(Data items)
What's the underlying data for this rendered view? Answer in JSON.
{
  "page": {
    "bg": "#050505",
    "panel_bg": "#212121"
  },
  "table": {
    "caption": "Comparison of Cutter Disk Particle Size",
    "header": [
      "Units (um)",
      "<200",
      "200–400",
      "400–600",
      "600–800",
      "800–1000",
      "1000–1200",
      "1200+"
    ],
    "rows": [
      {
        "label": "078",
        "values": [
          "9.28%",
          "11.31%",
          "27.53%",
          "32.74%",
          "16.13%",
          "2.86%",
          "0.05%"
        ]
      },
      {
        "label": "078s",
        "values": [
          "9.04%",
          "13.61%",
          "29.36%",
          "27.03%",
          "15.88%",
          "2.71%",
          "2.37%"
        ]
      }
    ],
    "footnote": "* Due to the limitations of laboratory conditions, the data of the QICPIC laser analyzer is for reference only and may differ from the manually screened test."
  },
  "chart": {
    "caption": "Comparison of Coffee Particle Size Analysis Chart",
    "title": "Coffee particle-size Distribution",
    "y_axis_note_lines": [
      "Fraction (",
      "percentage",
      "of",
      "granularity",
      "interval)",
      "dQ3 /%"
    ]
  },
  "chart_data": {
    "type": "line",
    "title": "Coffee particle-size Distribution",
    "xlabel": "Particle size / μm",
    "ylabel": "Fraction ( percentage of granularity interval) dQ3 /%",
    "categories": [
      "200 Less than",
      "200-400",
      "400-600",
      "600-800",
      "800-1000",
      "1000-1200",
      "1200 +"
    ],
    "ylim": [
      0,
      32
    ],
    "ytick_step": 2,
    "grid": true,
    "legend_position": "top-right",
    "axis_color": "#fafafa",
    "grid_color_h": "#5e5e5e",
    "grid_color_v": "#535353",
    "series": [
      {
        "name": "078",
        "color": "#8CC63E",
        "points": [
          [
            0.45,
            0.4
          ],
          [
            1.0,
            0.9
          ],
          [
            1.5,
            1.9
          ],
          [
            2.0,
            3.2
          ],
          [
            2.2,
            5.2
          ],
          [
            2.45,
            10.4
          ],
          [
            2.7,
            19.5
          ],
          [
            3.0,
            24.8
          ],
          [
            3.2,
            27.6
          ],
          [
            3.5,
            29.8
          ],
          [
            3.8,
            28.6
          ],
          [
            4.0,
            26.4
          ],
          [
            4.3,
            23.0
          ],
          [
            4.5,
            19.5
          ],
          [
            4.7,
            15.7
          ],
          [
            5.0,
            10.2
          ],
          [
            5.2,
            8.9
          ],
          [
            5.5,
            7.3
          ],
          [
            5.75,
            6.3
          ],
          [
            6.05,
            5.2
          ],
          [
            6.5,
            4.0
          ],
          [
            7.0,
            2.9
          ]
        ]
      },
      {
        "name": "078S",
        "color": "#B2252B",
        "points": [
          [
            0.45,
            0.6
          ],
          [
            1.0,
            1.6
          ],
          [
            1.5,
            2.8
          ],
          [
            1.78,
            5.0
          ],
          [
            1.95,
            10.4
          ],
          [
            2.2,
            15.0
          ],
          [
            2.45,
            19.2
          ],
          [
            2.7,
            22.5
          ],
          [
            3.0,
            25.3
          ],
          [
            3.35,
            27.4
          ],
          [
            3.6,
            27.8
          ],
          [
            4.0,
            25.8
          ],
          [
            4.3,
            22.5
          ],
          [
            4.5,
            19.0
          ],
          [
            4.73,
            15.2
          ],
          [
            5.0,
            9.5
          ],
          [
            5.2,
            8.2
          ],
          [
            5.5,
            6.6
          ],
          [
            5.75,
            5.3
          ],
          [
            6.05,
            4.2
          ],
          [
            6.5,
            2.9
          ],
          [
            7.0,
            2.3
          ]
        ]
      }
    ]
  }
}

DIRECTIVE. Return all of the above records exactly, leaving no line out.

IN RESPONSE.
What's the underlying data for this rendered view? Answer in JSON.
{
  "page": {
    "bg": "#050505",
    "panel_bg": "#212121"
  },
  "table": {
    "caption": "Comparison of Cutter Disk Particle Size",
    "header": [
      "Units (um)",
      "<200",
      "200–400",
      "400–600",
      "600–800",
      "800–1000",
      "1000–1200",
      "1200+"
    ],
    "rows": [
      {
        "label": "078",
        "values": [
          "9.28%",
          "11.31%",
          "27.53%",
          "32.74%",
          "16.13%",
          "2.86%",
          "0.05%"
        ]
      },
      {
        "label": "078s",
        "values": [
          "9.04%",
          "13.61%",
          "29.36%",
          "27.03%",
          "15.88%",
          "2.71%",
          "2.37%"
        ]
      }
    ],
    "footnote": "* Due to the limitations of laboratory conditions, the data of the QICPIC laser analyzer is for reference only and may differ from the manually screened test."
  },
  "chart": {
    "caption": "Comparison of Coffee Particle Size Analysis Chart",
    "title": "Coffee particle-size Distribution",
    "y_axis_note_lines": [
      "Fraction (",
      "percentage",
      "of",
      "granularity",
      "interval)",
      "dQ3 /%"
    ]
  },
  "chart_data": {
    "type": "line",
    "title": "Coffee particle-size Distribution",
    "xlabel": "Particle size / μm",
    "ylabel": "Fraction ( percentage of granularity interval) dQ3 /%",
    "categories": [
      "200 Less than",
      "200-400",
      "400-600",
      "600-800",
      "800-1000",
      "1000-1200",
      "1200 +"
    ],
    "ylim": [
      0,
      32
    ],
    "ytick_step": 2,
    "grid": true,
    "legend_position": "top-right",
    "axis_color": "#fafafa",
    "grid_color_h": "#5e5e5e",
    "grid_color_v": "#535353",
    "series": [
      {
        "name": "078",
        "color": "#8CC63E",
        "points": [
          [
            0.45,
            0.4
          ],
          [
            1.0,
            0.9
          ],
          [
            1.5,
            1.9
          ],
          [
            2.0,
            3.2
          ],
          [
            2.2,
            5.2
          ],
          [
            2.45,
            10.4
          ],
          [
            2.7,
            19.5
          ],
          [
            3.0,
            24.8
          ],
          [
            3.2,
            27.6
          ],
          [
            3.5,
            29.8
          ],
          [
            3.8,
            28.6
          ],
          [
            4.0,
            26.4
          ],
          [
            4.3,
            23.0
          ],
          [
            4.5,
            19.5
          ],
          [
            4.7,
            15.7
          ],
          [
            5.0,
            10.2
          ],
          [
            5.2,
            8.9
          ],
          [
            5.5,
            7.3
          ],
          [
            5.75,
            6.3
          ],
          [
            6.05,
            5.2
          ],
          [
            6.5,
            4.0
          ],
          [
            7.0,
            2.9
          ]
        ]
      },
      {
        "name": "078S",
        "color": "#B2252B",
        "points": [
          [
            0.45,
            0.6
          ],
          [
            1.0,
            1.6
          ],
          [
            1.5,
            2.8
          ],
          [
            1.78,
            5.0
          ],
          [
            1.95,
            10.4
          ],
          [
            2.2,
            15.0
          ],
          [
            2.45,
            19.2
          ],
          [
            2.7,
            22.5
          ],
          [
            3.0,
            25.3
          ],
          [
            3.35,
            27.4
          ],
          [
            3.6,
            27.8
          ],
          [
            4.0,
            25.8
          ],
          [
            4.3,
            22.5
          ],
          [
            4.5,
            19.0
          ],
          [
            4.73,
            15.2
          ],
          [
            5.0,
            9.5
          ],
          [
            5.2,
            8.2
          ],
          [
            5.5,
            6.6
          ],
          [
            5.75,
            5.3
          ],
          [
            6.05,
            4.2
          ],
          [
            6.5,
            2.9
          ],
          [
            7.0,
            2.3
          ]
        ]
      }
    ]
  }
}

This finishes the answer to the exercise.